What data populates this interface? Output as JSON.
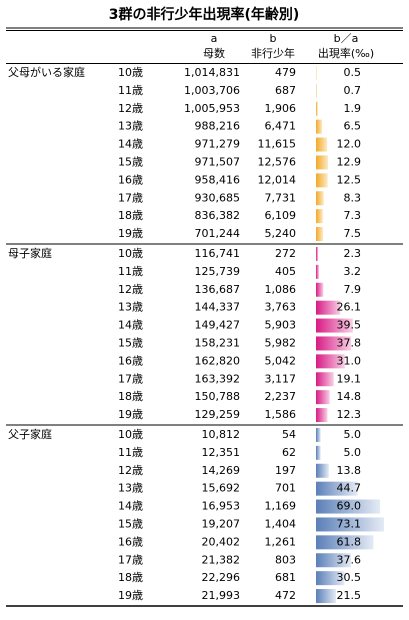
{
  "title": "3群の非行少年出現率(年齢別)",
  "header": {
    "a_letter": "a",
    "b_letter": "b",
    "rate_letter": "b／a",
    "a": "母数",
    "b": "非行少年",
    "rate": "出現率(‰)"
  },
  "groups": [
    {
      "name": "父母がいる家庭",
      "rows": [
        [
          "10歳",
          "1,014,831",
          "479",
          "0.5"
        ],
        [
          "11歳",
          "1,003,706",
          "687",
          "0.7"
        ],
        [
          "12歳",
          "1,005,953",
          "1,906",
          "1.9"
        ],
        [
          "13歳",
          "988,216",
          "6,471",
          "6.5"
        ],
        [
          "14歳",
          "971,279",
          "11,615",
          "12.0"
        ],
        [
          "15歳",
          "971,507",
          "12,576",
          "12.9"
        ],
        [
          "16歳",
          "958,416",
          "12,014",
          "12.5"
        ],
        [
          "17歳",
          "930,685",
          "7,731",
          "8.3"
        ],
        [
          "18歳",
          "836,382",
          "6,109",
          "7.3"
        ],
        [
          "19歳",
          "701,244",
          "5,240",
          "7.5"
        ]
      ]
    },
    {
      "name": "母子家庭",
      "rows": [
        [
          "10歳",
          "116,741",
          "272",
          "2.3"
        ],
        [
          "11歳",
          "125,739",
          "405",
          "3.2"
        ],
        [
          "12歳",
          "136,687",
          "1,086",
          "7.9"
        ],
        [
          "13歳",
          "144,337",
          "3,763",
          "26.1"
        ],
        [
          "14歳",
          "149,427",
          "5,903",
          "39.5"
        ],
        [
          "15歳",
          "158,231",
          "5,982",
          "37.8"
        ],
        [
          "16歳",
          "162,820",
          "5,042",
          "31.0"
        ],
        [
          "17歳",
          "163,392",
          "3,117",
          "19.1"
        ],
        [
          "18歳",
          "150,788",
          "2,237",
          "14.8"
        ],
        [
          "19歳",
          "129,259",
          "1,586",
          "12.3"
        ]
      ]
    },
    {
      "name": "父子家庭",
      "rows": [
        [
          "10歳",
          "10,812",
          "54",
          "5.0"
        ],
        [
          "11歳",
          "12,351",
          "62",
          "5.0"
        ],
        [
          "12歳",
          "14,269",
          "197",
          "13.8"
        ],
        [
          "13歳",
          "15,692",
          "701",
          "44.7"
        ],
        [
          "14歳",
          "16,953",
          "1,169",
          "69.0"
        ],
        [
          "15歳",
          "19,207",
          "1,404",
          "73.1"
        ],
        [
          "16歳",
          "20,402",
          "1,261",
          "61.8"
        ],
        [
          "17歳",
          "21,382",
          "803",
          "37.6"
        ],
        [
          "18歳",
          "22,296",
          "681",
          "30.5"
        ],
        [
          "19歳",
          "21,993",
          "472",
          "21.5"
        ]
      ]
    }
  ]
}
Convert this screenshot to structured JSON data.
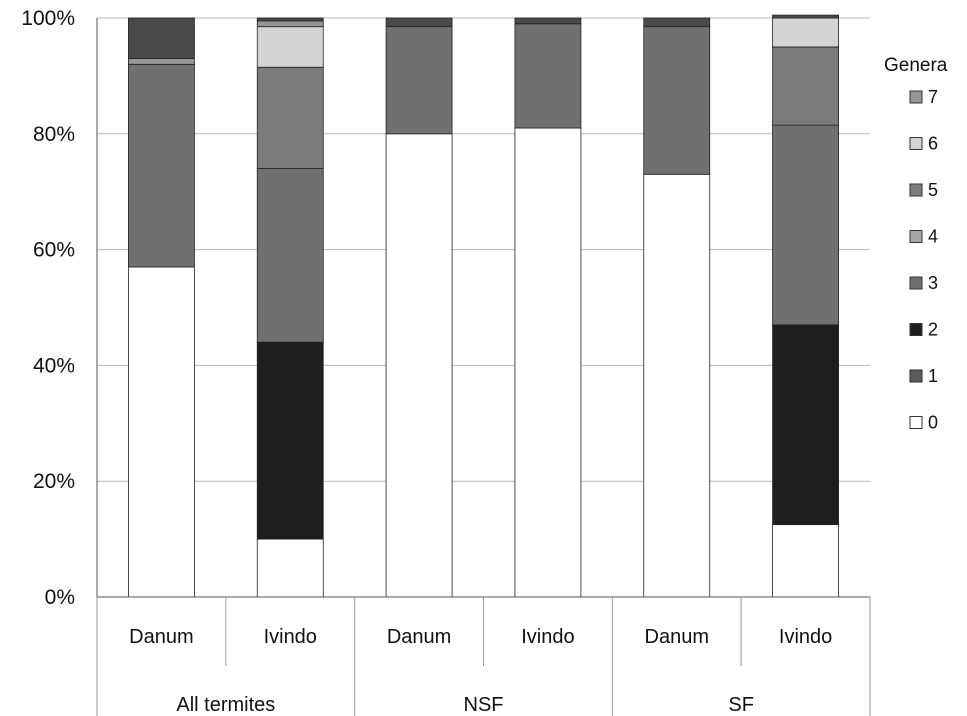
{
  "chart_data": {
    "type": "bar",
    "stacked": "percent",
    "groups": [
      "All termites",
      "NSF",
      "SF"
    ],
    "categories": [
      "Danum",
      "Ivindo",
      "Danum",
      "Ivindo",
      "Danum",
      "Ivindo"
    ],
    "category_group": [
      0,
      0,
      1,
      1,
      2,
      2
    ],
    "yticks": [
      "0%",
      "20%",
      "40%",
      "60%",
      "80%",
      "100%"
    ],
    "ylim": [
      0,
      100
    ],
    "grid": true,
    "legend": {
      "title": "Genera",
      "position": "right"
    },
    "series": [
      {
        "name": "0",
        "color": "#ffffff",
        "values": [
          57,
          10,
          80,
          81,
          73,
          12.5
        ]
      },
      {
        "name": "1",
        "color": "#5a5a5a",
        "values": [
          0,
          0,
          0,
          0,
          0,
          0
        ]
      },
      {
        "name": "2",
        "color": "#1e1e1e",
        "values": [
          0,
          34,
          0,
          0,
          0,
          34.5
        ]
      },
      {
        "name": "3",
        "color": "#707070",
        "values": [
          35,
          30,
          18.5,
          18,
          25.5,
          34.5
        ]
      },
      {
        "name": "4",
        "color": "#a8a8a8",
        "values": [
          0,
          0,
          0,
          0,
          0,
          0
        ]
      },
      {
        "name": "5",
        "color": "#7c7c7c",
        "values": [
          0,
          17.5,
          0,
          0,
          0,
          13.5
        ]
      },
      {
        "name": "6",
        "color": "#d4d4d4",
        "values": [
          0,
          7,
          0,
          0,
          0,
          5
        ]
      },
      {
        "name": "7",
        "color": "#969696",
        "values": [
          1,
          1,
          0,
          0,
          0,
          0
        ]
      },
      {
        "name": "1",
        "color": "#4a4a4a",
        "values": [
          7,
          0.5,
          1.5,
          1,
          1.5,
          0.5
        ]
      }
    ]
  }
}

- THE REQUEST -
Without including the pictures, reproduce all entries exactly.

- RESPONSE TO THIS EXERCISE -
What data populates this interface? Output as JSON.
{
  "title": "3群の非行少年出現率(年齢別)",
  "header": {
    "a_letter": "a",
    "b_letter": "b",
    "rate_letter": "b／a",
    "a": "母数",
    "b": "非行少年",
    "rate": "出現率(‰)"
  },
  "groups": [
    {
      "name": "父母がいる家庭",
      "rows": [
        [
          "10歳",
          "1,014,831",
          "479",
          "0.5"
        ],
        [
          "11歳",
          "1,003,706",
          "687",
          "0.7"
        ],
        [
          "12歳",
          "1,005,953",
          "1,906",
          "1.9"
        ],
        [
          "13歳",
          "988,216",
          "6,471",
          "6.5"
        ],
        [
          "14歳",
          "971,279",
          "11,615",
          "12.0"
        ],
        [
          "15歳",
          "971,507",
          "12,576",
          "12.9"
        ],
        [
          "16歳",
          "958,416",
          "12,014",
          "12.5"
        ],
        [
          "17歳",
          "930,685",
          "7,731",
          "8.3"
        ],
        [
          "18歳",
          "836,382",
          "6,109",
          "7.3"
        ],
        [
          "19歳",
          "701,244",
          "5,240",
          "7.5"
        ]
      ]
    },
    {
      "name": "母子家庭",
      "rows": [
        [
          "10歳",
          "116,741",
          "272",
          "2.3"
        ],
        [
          "11歳",
          "125,739",
          "405",
          "3.2"
        ],
        [
          "12歳",
          "136,687",
          "1,086",
          "7.9"
        ],
        [
          "13歳",
          "144,337",
          "3,763",
          "26.1"
        ],
        [
          "14歳",
          "149,427",
          "5,903",
          "39.5"
        ],
        [
          "15歳",
          "158,231",
          "5,982",
          "37.8"
        ],
        [
          "16歳",
          "162,820",
          "5,042",
          "31.0"
        ],
        [
          "17歳",
          "163,392",
          "3,117",
          "19.1"
        ],
        [
          "18歳",
          "150,788",
          "2,237",
          "14.8"
        ],
        [
          "19歳",
          "129,259",
          "1,586",
          "12.3"
        ]
      ]
    },
    {
      "name": "父子家庭",
      "rows": [
        [
          "10歳",
          "10,812",
          "54",
          "5.0"
        ],
        [
          "11歳",
          "12,351",
          "62",
          "5.0"
        ],
        [
          "12歳",
          "14,269",
          "197",
          "13.8"
        ],
        [
          "13歳",
          "15,692",
          "701",
          "44.7"
        ],
        [
          "14歳",
          "16,953",
          "1,169",
          "69.0"
        ],
        [
          "15歳",
          "19,207",
          "1,404",
          "73.1"
        ],
        [
          "16歳",
          "20,402",
          "1,261",
          "61.8"
        ],
        [
          "17歳",
          "21,382",
          "803",
          "37.6"
        ],
        [
          "18歳",
          "22,296",
          "681",
          "30.5"
        ],
        [
          "19歳",
          "21,993",
          "472",
          "21.5"
        ]
      ]
    }
  ]
}
Convert this screenshot to structured JSON data.
{
  "chart_data": {
    "type": "bar",
    "stacked": "percent",
    "groups": [
      "All termites",
      "NSF",
      "SF"
    ],
    "categories": [
      "Danum",
      "Ivindo",
      "Danum",
      "Ivindo",
      "Danum",
      "Ivindo"
    ],
    "category_group": [
      0,
      0,
      1,
      1,
      2,
      2
    ],
    "yticks": [
      "0%",
      "20%",
      "40%",
      "60%",
      "80%",
      "100%"
    ],
    "ylim": [
      0,
      100
    ],
    "grid": true,
    "legend": {
      "title": "Genera",
      "position": "right"
    },
    "series": [
      {
        "name": "0",
        "color": "#ffffff",
        "values": [
          57,
          10,
          80,
          81,
          73,
          12.5
        ]
      },
      {
        "name": "1",
        "color": "#5a5a5a",
        "values": [
          0,
          0,
          0,
          0,
          0,
          0
        ]
      },
      {
        "name": "2",
        "color": "#1e1e1e",
        "values": [
          0,
          34,
          0,
          0,
          0,
          34.5
        ]
      },
      {
        "name": "3",
        "color": "#707070",
        "values": [
          35,
          30,
          18.5,
          18,
          25.5,
          34.5
        ]
      },
      {
        "name": "4",
        "color": "#a8a8a8",
        "values": [
          0,
          0,
          0,
          0,
          0,
          0
        ]
      },
      {
        "name": "5",
        "color": "#7c7c7c",
        "values": [
          0,
          17.5,
          0,
          0,
          0,
          13.5
        ]
      },
      {
        "name": "6",
        "color": "#d4d4d4",
        "values": [
          0,
          7,
          0,
          0,
          0,
          5
        ]
      },
      {
        "name": "7",
        "color": "#969696",
        "values": [
          1,
          1,
          0,
          0,
          0,
          0
        ]
      },
      {
        "name": "1",
        "color": "#4a4a4a",
        "values": [
          7,
          0.5,
          1.5,
          1,
          1.5,
          0.5
        ]
      }
    ]
  }
}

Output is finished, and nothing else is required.